** START **

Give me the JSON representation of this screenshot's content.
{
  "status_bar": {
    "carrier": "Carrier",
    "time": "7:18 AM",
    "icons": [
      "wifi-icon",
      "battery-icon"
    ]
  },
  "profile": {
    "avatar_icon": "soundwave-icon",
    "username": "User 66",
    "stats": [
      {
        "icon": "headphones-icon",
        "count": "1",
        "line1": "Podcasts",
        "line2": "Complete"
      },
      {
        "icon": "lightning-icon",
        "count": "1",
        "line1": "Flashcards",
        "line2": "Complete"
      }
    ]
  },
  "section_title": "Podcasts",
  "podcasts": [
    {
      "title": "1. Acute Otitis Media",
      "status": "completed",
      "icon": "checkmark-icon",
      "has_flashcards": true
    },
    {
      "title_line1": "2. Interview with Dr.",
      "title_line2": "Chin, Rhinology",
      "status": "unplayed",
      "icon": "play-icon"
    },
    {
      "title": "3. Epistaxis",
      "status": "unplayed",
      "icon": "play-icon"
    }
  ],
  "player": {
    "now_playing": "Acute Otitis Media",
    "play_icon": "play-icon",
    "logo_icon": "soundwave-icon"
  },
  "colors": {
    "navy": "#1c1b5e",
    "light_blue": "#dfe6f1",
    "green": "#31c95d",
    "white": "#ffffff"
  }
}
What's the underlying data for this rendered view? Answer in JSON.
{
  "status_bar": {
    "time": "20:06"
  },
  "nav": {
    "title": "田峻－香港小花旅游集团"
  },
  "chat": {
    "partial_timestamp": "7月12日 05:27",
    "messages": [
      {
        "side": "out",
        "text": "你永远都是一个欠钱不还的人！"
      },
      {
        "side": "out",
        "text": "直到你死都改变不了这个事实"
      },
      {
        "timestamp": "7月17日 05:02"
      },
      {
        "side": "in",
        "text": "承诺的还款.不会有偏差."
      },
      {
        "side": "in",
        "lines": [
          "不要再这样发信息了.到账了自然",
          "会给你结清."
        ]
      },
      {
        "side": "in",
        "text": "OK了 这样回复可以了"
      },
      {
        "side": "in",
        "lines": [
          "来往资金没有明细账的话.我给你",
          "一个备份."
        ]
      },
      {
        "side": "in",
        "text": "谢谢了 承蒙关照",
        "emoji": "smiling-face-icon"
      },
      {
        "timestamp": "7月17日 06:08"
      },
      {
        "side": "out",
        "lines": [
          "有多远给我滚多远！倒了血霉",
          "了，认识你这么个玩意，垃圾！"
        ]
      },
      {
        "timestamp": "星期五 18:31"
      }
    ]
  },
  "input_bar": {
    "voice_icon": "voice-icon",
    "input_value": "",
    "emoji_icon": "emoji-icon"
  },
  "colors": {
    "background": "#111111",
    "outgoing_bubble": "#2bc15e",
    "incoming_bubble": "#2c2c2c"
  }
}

** END **

▶ _PROBLEM DETAILS_
From the listing above, reproduce all the lines exactly.

▶ _PROBLEM SOLUTION_
Give me the JSON representation of this screenshot's content.
{
  "status_bar": {
    "carrier": "Carrier",
    "time": "7:18 AM",
    "icons": [
      "wifi-icon",
      "battery-icon"
    ]
  },
  "profile": {
    "avatar_icon": "soundwave-icon",
    "username": "User 66",
    "stats": [
      {
        "icon": "headphones-icon",
        "count": "1",
        "line1": "Podcasts",
        "line2": "Complete"
      },
      {
        "icon": "lightning-icon",
        "count": "1",
        "line1": "Flashcards",
        "line2": "Complete"
      }
    ]
  },
  "section_title": "Podcasts",
  "podcasts": [
    {
      "title": "1. Acute Otitis Media",
      "status": "completed",
      "icon": "checkmark-icon",
      "has_flashcards": true
    },
    {
      "title_line1": "2. Interview with Dr.",
      "title_line2": "Chin, Rhinology",
      "status": "unplayed",
      "icon": "play-icon"
    },
    {
      "title": "3. Epistaxis",
      "status": "unplayed",
      "icon": "play-icon"
    }
  ],
  "player": {
    "now_playing": "Acute Otitis Media",
    "play_icon": "play-icon",
    "logo_icon": "soundwave-icon"
  },
  "colors": {
    "navy": "#1c1b5e",
    "light_blue": "#dfe6f1",
    "green": "#31c95d",
    "white": "#ffffff"
  }
}
What's the underlying data for this rendered view? Answer in JSON.
{
  "status_bar": {
    "time": "20:06"
  },
  "nav": {
    "title": "田峻－香港小花旅游集团"
  },
  "chat": {
    "partial_timestamp": "7月12日 05:27",
    "messages": [
      {
        "side": "out",
        "text": "你永远都是一个欠钱不还的人！"
      },
      {
        "side": "out",
        "text": "直到你死都改变不了这个事实"
      },
      {
        "timestamp": "7月17日 05:02"
      },
      {
        "side": "in",
        "text": "承诺的还款.不会有偏差."
      },
      {
        "side": "in",
        "lines": [
          "不要再这样发信息了.到账了自然",
          "会给你结清."
        ]
      },
      {
        "side": "in",
        "text": "OK了 这样回复可以了"
      },
      {
        "side": "in",
        "lines": [
          "来往资金没有明细账的话.我给你",
          "一个备份."
        ]
      },
      {
        "side": "in",
        "text": "谢谢了 承蒙关照",
        "emoji": "smiling-face-icon"
      },
      {
        "timestamp": "7月17日 06:08"
      },
      {
        "side": "out",
        "lines": [
          "有多远给我滚多远！倒了血霉",
          "了，认识你这么个玩意，垃圾！"
        ]
      },
      {
        "timestamp": "星期五 18:31"
      }
    ]
  },
  "input_bar": {
    "voice_icon": "voice-icon",
    "input_value": "",
    "emoji_icon": "emoji-icon"
  },
  "colors": {
    "background": "#111111",
    "outgoing_bubble": "#2bc15e",
    "incoming_bubble": "#2c2c2c"
  }
}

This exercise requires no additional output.